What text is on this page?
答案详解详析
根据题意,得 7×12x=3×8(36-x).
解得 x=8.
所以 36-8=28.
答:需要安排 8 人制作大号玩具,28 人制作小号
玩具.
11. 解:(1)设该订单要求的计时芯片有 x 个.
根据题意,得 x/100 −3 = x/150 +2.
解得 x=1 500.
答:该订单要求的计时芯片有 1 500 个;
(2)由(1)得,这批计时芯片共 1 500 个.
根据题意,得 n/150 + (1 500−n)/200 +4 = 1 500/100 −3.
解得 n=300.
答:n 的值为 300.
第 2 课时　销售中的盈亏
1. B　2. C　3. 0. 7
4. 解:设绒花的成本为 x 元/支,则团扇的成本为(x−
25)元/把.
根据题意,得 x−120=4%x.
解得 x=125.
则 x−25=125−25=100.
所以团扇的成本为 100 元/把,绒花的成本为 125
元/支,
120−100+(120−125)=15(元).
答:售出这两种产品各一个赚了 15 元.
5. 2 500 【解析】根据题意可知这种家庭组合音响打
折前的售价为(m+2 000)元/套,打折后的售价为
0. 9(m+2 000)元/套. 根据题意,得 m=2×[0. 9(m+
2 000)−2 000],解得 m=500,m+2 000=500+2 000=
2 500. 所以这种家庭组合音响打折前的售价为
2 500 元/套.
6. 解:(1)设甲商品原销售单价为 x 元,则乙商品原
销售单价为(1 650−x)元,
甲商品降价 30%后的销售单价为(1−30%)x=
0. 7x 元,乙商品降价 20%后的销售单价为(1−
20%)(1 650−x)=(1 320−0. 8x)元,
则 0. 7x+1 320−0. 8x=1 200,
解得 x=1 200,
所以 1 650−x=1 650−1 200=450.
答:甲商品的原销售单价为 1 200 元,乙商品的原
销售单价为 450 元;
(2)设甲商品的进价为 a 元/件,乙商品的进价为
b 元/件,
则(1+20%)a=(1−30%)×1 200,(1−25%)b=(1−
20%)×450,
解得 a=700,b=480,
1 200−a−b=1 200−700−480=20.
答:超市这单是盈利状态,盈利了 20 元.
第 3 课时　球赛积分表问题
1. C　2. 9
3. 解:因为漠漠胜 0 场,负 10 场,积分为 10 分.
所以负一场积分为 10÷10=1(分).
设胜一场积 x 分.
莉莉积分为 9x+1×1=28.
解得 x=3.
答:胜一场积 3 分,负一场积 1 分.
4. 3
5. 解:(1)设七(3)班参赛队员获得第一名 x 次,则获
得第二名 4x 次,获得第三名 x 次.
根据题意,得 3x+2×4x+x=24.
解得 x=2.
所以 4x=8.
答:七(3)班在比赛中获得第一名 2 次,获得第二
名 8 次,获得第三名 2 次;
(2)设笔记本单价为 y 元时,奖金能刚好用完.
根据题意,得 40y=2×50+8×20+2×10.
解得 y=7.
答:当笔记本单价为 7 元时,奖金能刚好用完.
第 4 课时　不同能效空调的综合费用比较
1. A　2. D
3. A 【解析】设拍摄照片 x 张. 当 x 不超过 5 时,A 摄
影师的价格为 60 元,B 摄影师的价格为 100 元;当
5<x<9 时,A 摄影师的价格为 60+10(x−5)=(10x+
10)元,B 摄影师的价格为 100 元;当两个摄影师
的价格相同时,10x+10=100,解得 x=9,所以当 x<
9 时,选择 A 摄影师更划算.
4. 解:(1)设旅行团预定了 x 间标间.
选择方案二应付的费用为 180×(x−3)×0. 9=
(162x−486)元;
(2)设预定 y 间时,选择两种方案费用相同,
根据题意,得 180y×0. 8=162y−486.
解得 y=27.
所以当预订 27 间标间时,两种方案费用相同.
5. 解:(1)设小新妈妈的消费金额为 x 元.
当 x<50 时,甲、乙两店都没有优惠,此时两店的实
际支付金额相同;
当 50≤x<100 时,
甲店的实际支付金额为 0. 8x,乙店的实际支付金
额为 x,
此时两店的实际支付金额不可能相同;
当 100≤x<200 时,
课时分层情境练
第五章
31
===
Instruction: Only lines with the string "奖金能刚好用完" belong in your answer; copy each one.

Written response:
(2)设笔记本单价为 y 元时,奖金能刚好用完.
答:当笔记本单价为 7 元时,奖金能刚好用完.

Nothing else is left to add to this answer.